● **AIM**: Write the data out again exactly, with no pictures.

--- Begin DATA TO PROCESS ---

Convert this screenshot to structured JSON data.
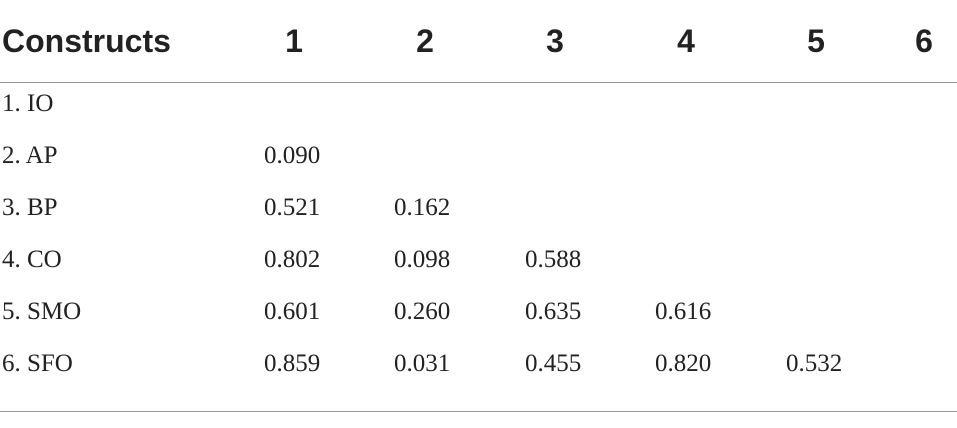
{
  "table": {
    "headers": [
      "Constructs",
      "1",
      "2",
      "3",
      "4",
      "5",
      "6"
    ],
    "rows": [
      {
        "label": "1. IO",
        "values": []
      },
      {
        "label": "2. AP",
        "values": [
          "0.090"
        ]
      },
      {
        "label": "3. BP",
        "values": [
          "0.521",
          "0.162"
        ]
      },
      {
        "label": "4. CO",
        "values": [
          "0.802",
          "0.098",
          "0.588"
        ]
      },
      {
        "label": "5. SMO",
        "values": [
          "0.601",
          "0.260",
          "0.635",
          "0.616"
        ]
      },
      {
        "label": "6. SFO",
        "values": [
          "0.859",
          "0.031",
          "0.455",
          "0.820",
          "0.532"
        ]
      }
    ]
  }
}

--- End DATA TO PROCESS ---

● **CORRECT ANSWER**:
Convert this screenshot to structured JSON data.
{
  "table": {
    "headers": [
      "Constructs",
      "1",
      "2",
      "3",
      "4",
      "5",
      "6"
    ],
    "rows": [
      {
        "label": "1. IO",
        "values": []
      },
      {
        "label": "2. AP",
        "values": [
          "0.090"
        ]
      },
      {
        "label": "3. BP",
        "values": [
          "0.521",
          "0.162"
        ]
      },
      {
        "label": "4. CO",
        "values": [
          "0.802",
          "0.098",
          "0.588"
        ]
      },
      {
        "label": "5. SMO",
        "values": [
          "0.601",
          "0.260",
          "0.635",
          "0.616"
        ]
      },
      {
        "label": "6. SFO",
        "values": [
          "0.859",
          "0.031",
          "0.455",
          "0.820",
          "0.532"
        ]
      }
    ]
  }
}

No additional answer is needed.